_文書の抜粋_:

^^^^^^^^^^^^^^^^

見どころ – 遺構とミュージアムで知る戦国の息吹
国史跡としての価値と武田神社境内の遺構
昭和13年(1938年)に国史跡に指定された武田氏館跡は、戦国大名の居館の実態を知る上で極めて価値の高い遺跡です。武田神社となった現在も、境内には往時を偲ばせる遺構が良好な状態で保存されています。
- 堀と土塁: 神社を囲むように巡らされた堀跡と土塁は、館の規模と防御構造を今に伝えています。
- 古井戸: 「姫の井戸」や「武田水琴窟」など、当時から使われていたとされる井戸が点在し、今も清らかな水を湛えています。
- 曲輪の跡: 神社境内が館の中心部(主郭)にあたり、周辺には東曲輪、西曲輪といった区画の地名が残り、往時の広大な館の姿を想像させます。
- 発掘調査の成果: 平成時代から続く発掘調査により、主殿の建物跡や庭園の遺構、中国製の陶磁器や金箔瓦などが出土しています。これらの発見は、武田氏の権力と文化水準の高さを物語っています。

^^^^^^^^^^^^^^^^

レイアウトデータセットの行
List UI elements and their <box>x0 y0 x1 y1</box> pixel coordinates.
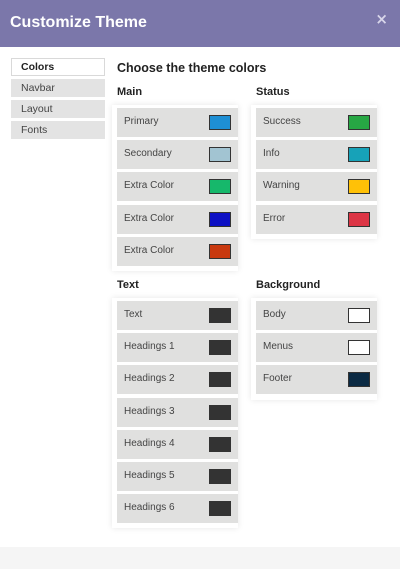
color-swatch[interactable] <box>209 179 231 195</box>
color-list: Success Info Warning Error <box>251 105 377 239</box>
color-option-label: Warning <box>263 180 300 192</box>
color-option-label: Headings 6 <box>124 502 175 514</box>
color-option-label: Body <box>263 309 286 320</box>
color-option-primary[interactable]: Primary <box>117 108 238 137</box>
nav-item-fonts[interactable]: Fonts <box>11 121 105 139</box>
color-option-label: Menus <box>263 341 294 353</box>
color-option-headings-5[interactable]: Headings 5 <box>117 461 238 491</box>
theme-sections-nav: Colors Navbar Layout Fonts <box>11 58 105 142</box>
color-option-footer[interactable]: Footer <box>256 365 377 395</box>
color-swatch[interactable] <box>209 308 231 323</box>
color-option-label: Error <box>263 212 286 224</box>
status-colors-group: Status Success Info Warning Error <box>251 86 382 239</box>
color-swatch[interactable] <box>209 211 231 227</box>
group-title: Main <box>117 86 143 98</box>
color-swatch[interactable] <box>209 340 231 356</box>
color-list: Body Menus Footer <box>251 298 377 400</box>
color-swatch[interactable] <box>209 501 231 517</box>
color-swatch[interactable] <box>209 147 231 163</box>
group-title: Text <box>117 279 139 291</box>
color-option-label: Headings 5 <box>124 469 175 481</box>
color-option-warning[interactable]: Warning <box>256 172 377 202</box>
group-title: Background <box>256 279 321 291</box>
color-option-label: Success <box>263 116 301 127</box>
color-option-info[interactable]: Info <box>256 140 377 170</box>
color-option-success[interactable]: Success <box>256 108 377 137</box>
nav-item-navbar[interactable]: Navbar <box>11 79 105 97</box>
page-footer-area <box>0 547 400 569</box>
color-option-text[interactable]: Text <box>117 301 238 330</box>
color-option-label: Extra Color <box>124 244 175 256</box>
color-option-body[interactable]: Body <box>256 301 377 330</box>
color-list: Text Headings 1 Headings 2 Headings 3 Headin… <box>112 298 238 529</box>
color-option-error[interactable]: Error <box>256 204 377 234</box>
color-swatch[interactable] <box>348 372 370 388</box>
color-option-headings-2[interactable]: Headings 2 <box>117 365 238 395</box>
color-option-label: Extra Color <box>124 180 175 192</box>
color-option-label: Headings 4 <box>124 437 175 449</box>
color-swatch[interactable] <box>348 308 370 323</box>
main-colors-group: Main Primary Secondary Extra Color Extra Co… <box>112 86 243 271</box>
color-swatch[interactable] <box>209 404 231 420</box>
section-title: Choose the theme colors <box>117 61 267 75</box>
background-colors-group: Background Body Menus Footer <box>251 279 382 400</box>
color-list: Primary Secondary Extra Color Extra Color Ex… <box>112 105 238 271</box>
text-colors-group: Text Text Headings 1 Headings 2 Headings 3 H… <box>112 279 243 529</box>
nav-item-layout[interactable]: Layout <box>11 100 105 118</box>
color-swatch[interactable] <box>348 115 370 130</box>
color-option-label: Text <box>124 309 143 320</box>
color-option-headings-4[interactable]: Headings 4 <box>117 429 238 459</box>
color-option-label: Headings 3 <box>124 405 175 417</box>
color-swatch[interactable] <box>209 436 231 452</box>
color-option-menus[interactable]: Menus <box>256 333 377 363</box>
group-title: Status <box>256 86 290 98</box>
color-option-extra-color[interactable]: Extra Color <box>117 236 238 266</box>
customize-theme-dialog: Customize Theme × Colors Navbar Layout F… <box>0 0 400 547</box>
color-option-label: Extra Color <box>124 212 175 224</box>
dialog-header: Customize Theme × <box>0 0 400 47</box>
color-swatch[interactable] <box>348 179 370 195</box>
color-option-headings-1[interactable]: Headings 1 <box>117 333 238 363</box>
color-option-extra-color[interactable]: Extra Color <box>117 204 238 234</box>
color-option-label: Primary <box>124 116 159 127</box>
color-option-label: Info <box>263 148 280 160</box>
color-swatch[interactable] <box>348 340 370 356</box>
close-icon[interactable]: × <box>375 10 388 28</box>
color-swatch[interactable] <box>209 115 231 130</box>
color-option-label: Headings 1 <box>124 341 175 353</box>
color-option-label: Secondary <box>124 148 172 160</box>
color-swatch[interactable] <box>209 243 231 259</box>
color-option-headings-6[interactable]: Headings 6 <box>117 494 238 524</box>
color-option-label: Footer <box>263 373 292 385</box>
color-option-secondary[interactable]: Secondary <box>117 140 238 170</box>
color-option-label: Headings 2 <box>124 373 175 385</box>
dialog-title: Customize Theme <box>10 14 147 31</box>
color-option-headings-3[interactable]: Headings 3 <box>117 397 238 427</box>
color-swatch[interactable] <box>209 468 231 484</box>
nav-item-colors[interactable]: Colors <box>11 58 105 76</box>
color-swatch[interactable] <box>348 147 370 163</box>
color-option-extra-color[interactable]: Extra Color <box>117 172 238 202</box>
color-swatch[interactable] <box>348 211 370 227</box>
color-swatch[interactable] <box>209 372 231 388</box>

^^^^^^^^^^^^^^^^

_課題の目的_:
- a) 武田氏館跡の文書の抜粋によれば、武田氏館跡が国史跡に指定されたのはいつですか。
- b) 武田氏館跡の遺構に関する文章を、最後の文の後から書き進めてください。

_課題別の結果_:
- a) 昭和13年(1938年)です。

- b)
甲府市武田氏館跡歴史館(信玄ミュージアム)
武田神社に隣接するこの施設では、武田氏三代の歴史や館跡の発掘調査の成果を分かりやすく学ぶことができます。
- 常設展示室(無料): パネルや映像資料で武田氏の歴史と館の変遷を紹介。歴史に詳しくない方でも楽しめます。
- 特別展示室(有料): 発掘調査で出土した貴重な遺物を展示。より専門的な知識を得られます。
- 映像展示室: 若き日の信玄が登場し、往時の甲府の様子を臨場感豊かに紹介する映像コンテンツは必見です。
旧堀田古城園(国登録有形文化財)
信玄ミュージアムに隣接する「旧堀田古城園」は、昭和初期に建てられた近代和風建築群です。菱形の茶室など独特の意匠が見られ、歴史講座などに活用されています。近代甲府の歴史と文化を感じられる貴重なスポットです。
武田神社宝物殿
国指定重要文化財の太刀「銘 一(吉岡一文字作)」をはじめ、武田家ゆかりの甲冑、刀剣、信玄直筆とされる書状など、貴重な品々が収蔵・展示されています。信玄が愛用したと伝わる名刀は、戦国ファンならずとも一見の価値ありです。
アクセス – 旅の計画を万全に
武田氏館跡(武田神社)へのアクセスは、JR甲府駅が起点となります。
公共交通機関でのアクセス
- バス: JR甲府駅北口バスターミナルから、山梨交通バス「武田神社」行きまたは「積翠寺」行きに乗車(約8分)。「武田神社」バス停下車すぐ。日中は約15分間隔で運行。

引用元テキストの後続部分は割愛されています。